Data listing:
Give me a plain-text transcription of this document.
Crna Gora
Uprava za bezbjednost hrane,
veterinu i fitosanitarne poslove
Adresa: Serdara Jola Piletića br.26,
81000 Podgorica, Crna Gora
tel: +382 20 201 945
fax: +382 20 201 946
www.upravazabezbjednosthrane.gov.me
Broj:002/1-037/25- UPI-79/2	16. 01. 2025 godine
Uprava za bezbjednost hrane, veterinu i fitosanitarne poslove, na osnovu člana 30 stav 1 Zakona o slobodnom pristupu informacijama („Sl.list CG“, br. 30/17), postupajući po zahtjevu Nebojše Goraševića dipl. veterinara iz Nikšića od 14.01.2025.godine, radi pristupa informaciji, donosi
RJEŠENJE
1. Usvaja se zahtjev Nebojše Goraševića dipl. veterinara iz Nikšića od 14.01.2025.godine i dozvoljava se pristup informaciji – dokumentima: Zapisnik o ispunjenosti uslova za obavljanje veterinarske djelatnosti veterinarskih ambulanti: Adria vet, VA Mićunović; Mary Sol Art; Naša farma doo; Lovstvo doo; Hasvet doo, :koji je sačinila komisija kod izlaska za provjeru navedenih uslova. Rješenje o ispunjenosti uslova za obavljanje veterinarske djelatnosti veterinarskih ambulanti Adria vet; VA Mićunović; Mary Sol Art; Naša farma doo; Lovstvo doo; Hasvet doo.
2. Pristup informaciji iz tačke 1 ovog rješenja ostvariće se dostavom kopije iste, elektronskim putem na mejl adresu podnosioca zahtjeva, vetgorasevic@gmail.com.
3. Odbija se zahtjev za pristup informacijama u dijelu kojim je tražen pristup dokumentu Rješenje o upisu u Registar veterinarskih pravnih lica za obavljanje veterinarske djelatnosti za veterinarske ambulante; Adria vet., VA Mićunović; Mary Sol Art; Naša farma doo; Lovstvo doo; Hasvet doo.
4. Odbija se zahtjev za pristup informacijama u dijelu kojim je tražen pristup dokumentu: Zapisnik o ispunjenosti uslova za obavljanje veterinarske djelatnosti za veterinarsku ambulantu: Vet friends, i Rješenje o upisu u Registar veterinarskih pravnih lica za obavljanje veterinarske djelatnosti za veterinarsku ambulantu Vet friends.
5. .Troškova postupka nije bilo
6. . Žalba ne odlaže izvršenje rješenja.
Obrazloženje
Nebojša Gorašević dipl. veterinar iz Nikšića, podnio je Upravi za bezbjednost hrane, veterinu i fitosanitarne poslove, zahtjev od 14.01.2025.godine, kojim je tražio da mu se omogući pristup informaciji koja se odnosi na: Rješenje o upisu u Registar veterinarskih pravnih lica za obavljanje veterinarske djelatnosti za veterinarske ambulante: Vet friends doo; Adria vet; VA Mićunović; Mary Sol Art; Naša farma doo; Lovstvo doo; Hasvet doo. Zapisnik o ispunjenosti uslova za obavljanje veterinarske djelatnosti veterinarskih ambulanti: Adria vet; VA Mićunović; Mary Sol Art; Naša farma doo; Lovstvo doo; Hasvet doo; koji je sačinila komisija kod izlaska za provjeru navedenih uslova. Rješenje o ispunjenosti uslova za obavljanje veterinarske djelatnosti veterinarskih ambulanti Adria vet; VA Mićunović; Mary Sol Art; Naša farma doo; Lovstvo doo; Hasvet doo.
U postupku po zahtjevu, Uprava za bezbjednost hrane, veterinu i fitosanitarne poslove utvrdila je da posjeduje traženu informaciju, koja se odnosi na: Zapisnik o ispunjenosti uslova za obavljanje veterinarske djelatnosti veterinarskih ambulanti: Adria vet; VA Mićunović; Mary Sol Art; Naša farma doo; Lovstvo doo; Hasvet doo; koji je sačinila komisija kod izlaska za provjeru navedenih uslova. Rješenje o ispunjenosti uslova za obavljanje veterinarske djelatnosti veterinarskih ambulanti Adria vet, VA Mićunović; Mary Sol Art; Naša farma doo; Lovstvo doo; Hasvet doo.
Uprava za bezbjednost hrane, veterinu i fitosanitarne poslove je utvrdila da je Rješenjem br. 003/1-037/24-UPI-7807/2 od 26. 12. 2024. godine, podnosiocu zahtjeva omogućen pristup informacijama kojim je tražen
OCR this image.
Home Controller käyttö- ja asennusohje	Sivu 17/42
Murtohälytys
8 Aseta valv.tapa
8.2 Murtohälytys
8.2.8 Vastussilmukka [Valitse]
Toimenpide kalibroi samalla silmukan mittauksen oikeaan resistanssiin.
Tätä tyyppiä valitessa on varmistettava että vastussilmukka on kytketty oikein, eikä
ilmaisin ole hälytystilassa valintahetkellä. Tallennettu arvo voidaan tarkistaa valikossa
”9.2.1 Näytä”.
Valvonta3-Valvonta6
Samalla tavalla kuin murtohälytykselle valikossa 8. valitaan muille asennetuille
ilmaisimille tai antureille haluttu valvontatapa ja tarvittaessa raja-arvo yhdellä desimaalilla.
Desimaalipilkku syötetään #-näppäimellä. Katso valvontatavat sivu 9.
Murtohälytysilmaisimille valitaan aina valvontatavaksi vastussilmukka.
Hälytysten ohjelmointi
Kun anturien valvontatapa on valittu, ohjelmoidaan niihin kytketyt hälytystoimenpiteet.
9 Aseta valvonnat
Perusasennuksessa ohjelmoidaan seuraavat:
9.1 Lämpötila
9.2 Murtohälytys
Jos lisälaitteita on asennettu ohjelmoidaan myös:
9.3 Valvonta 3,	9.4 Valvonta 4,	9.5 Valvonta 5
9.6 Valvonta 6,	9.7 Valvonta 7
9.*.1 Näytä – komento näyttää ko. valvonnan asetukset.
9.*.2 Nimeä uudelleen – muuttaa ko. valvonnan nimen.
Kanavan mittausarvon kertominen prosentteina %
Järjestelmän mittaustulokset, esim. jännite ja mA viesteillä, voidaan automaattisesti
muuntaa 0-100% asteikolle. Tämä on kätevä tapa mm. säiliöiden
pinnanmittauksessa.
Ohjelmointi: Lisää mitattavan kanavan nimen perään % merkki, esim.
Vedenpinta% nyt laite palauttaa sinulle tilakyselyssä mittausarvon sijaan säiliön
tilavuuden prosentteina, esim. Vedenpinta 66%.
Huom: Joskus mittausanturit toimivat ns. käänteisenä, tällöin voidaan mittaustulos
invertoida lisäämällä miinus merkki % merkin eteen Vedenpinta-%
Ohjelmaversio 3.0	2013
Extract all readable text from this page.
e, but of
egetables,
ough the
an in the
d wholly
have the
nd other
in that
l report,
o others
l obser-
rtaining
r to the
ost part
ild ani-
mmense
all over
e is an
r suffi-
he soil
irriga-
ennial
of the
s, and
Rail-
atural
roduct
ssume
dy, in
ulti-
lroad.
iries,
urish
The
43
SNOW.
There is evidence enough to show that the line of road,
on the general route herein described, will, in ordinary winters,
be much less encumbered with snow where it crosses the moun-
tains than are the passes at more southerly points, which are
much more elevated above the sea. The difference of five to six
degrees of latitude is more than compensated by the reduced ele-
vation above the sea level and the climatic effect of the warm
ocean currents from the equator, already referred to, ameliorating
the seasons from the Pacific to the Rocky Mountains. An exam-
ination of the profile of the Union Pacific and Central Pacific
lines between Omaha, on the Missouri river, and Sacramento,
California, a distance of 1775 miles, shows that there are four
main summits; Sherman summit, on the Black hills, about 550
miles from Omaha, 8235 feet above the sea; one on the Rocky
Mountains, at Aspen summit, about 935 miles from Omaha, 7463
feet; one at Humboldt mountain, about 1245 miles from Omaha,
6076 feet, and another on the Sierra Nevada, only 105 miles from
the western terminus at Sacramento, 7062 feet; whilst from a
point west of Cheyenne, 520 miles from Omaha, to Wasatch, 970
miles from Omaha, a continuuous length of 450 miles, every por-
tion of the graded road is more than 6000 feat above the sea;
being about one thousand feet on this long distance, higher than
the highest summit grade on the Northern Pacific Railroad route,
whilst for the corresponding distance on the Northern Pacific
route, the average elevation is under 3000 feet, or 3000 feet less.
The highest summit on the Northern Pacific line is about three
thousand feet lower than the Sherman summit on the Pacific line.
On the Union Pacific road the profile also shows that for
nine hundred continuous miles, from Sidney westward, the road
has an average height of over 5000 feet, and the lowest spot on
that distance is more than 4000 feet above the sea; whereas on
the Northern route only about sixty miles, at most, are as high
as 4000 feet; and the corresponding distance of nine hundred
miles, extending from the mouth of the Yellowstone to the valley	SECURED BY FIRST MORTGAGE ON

Problem statement — Work out how many lines of the listing above include "that". Answer with the number and nothing more.

Result for this exercise — 5